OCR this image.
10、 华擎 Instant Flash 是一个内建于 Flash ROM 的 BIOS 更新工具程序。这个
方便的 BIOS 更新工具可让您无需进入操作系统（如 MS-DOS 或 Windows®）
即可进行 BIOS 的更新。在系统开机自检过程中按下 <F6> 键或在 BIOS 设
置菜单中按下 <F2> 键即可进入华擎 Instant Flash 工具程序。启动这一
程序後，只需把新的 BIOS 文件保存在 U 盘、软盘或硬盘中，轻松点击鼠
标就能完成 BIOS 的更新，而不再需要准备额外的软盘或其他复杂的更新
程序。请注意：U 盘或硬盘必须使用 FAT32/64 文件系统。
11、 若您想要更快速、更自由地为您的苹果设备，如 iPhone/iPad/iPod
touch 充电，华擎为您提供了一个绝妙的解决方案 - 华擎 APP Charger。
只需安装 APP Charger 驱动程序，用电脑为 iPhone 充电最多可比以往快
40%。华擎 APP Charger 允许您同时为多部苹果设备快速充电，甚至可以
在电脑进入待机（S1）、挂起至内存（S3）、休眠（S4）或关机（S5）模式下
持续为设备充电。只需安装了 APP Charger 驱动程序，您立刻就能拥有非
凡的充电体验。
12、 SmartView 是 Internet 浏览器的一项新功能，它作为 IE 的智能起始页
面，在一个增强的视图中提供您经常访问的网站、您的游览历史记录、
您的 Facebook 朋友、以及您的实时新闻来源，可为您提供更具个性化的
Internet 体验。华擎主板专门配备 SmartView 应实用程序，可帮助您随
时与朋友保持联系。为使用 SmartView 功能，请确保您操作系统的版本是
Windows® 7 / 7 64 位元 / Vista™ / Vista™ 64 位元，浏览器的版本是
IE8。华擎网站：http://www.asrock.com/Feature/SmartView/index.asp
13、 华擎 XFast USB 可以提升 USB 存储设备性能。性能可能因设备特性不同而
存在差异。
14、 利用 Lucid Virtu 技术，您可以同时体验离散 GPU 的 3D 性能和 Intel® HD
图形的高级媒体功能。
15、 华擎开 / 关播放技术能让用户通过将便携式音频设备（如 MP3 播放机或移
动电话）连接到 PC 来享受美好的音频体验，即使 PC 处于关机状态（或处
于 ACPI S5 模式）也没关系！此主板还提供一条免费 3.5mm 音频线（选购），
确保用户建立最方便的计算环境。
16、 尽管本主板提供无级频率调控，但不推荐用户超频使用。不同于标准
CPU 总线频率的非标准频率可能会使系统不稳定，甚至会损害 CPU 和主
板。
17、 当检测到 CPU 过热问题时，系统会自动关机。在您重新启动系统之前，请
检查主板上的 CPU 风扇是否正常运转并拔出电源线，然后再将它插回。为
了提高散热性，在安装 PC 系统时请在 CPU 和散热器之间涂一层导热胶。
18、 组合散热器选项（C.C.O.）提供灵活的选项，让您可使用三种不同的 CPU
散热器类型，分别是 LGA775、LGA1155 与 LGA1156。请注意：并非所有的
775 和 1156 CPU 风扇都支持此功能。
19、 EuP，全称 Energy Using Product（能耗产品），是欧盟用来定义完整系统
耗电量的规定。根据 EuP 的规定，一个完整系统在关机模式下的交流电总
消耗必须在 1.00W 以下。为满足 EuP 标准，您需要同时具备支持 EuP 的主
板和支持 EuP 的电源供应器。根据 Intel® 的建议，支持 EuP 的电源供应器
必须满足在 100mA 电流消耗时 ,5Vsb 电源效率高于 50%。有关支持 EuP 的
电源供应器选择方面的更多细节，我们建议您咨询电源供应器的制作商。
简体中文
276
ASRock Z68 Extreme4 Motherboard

★ ★ ★

*DIRECTIONS*. Quote each line of the listing above exactly.

*OUTPUT FOR THIS EXERCISE*.
OCR this image.
10、 华擎 Instant Flash 是一个内建于 Flash ROM 的 BIOS 更新工具程序。这个
方便的 BIOS 更新工具可让您无需进入操作系统（如 MS-DOS 或 Windows®）
即可进行 BIOS 的更新。在系统开机自检过程中按下 <F6> 键或在 BIOS 设
置菜单中按下 <F2> 键即可进入华擎 Instant Flash 工具程序。启动这一
程序後，只需把新的 BIOS 文件保存在 U 盘、软盘或硬盘中，轻松点击鼠
标就能完成 BIOS 的更新，而不再需要准备额外的软盘或其他复杂的更新
程序。请注意：U 盘或硬盘必须使用 FAT32/64 文件系统。
11、 若您想要更快速、更自由地为您的苹果设备，如 iPhone/iPad/iPod
touch 充电，华擎为您提供了一个绝妙的解决方案 - 华擎 APP Charger。
只需安装 APP Charger 驱动程序，用电脑为 iPhone 充电最多可比以往快
40%。华擎 APP Charger 允许您同时为多部苹果设备快速充电，甚至可以
在电脑进入待机（S1）、挂起至内存（S3）、休眠（S4）或关机（S5）模式下
持续为设备充电。只需安装了 APP Charger 驱动程序，您立刻就能拥有非
凡的充电体验。
12、 SmartView 是 Internet 浏览器的一项新功能，它作为 IE 的智能起始页
面，在一个增强的视图中提供您经常访问的网站、您的游览历史记录、
您的 Facebook 朋友、以及您的实时新闻来源，可为您提供更具个性化的
Internet 体验。华擎主板专门配备 SmartView 应实用程序，可帮助您随
时与朋友保持联系。为使用 SmartView 功能，请确保您操作系统的版本是
Windows® 7 / 7 64 位元 / Vista™ / Vista™ 64 位元，浏览器的版本是
IE8。华擎网站：http://www.asrock.com/Feature/SmartView/index.asp
13、 华擎 XFast USB 可以提升 USB 存储设备性能。性能可能因设备特性不同而
存在差异。
14、 利用 Lucid Virtu 技术，您可以同时体验离散 GPU 的 3D 性能和 Intel® HD
图形的高级媒体功能。
15、 华擎开 / 关播放技术能让用户通过将便携式音频设备（如 MP3 播放机或移
动电话）连接到 PC 来享受美好的音频体验，即使 PC 处于关机状态（或处
于 ACPI S5 模式）也没关系！此主板还提供一条免费 3.5mm 音频线（选购），
确保用户建立最方便的计算环境。
16、 尽管本主板提供无级频率调控，但不推荐用户超频使用。不同于标准
CPU 总线频率的非标准频率可能会使系统不稳定，甚至会损害 CPU 和主
板。
17、 当检测到 CPU 过热问题时，系统会自动关机。在您重新启动系统之前，请
检查主板上的 CPU 风扇是否正常运转并拔出电源线，然后再将它插回。为
了提高散热性，在安装 PC 系统时请在 CPU 和散热器之间涂一层导热胶。
18、 组合散热器选项（C.C.O.）提供灵活的选项，让您可使用三种不同的 CPU
散热器类型，分别是 LGA775、LGA1155 与 LGA1156。请注意：并非所有的
775 和 1156 CPU 风扇都支持此功能。
19、 EuP，全称 Energy Using Product（能耗产品），是欧盟用来定义完整系统
耗电量的规定。根据 EuP 的规定，一个完整系统在关机模式下的交流电总
消耗必须在 1.00W 以下。为满足 EuP 标准，您需要同时具备支持 EuP 的主
板和支持 EuP 的电源供应器。根据 Intel® 的建议，支持 EuP 的电源供应器
必须满足在 100mA 电流消耗时 ,5Vsb 电源效率高于 50%。有关支持 EuP 的
电源供应器选择方面的更多细节，我们建议您咨询电源供应器的制作商。
简体中文
276
ASRock Z68 Extreme4 Motherboard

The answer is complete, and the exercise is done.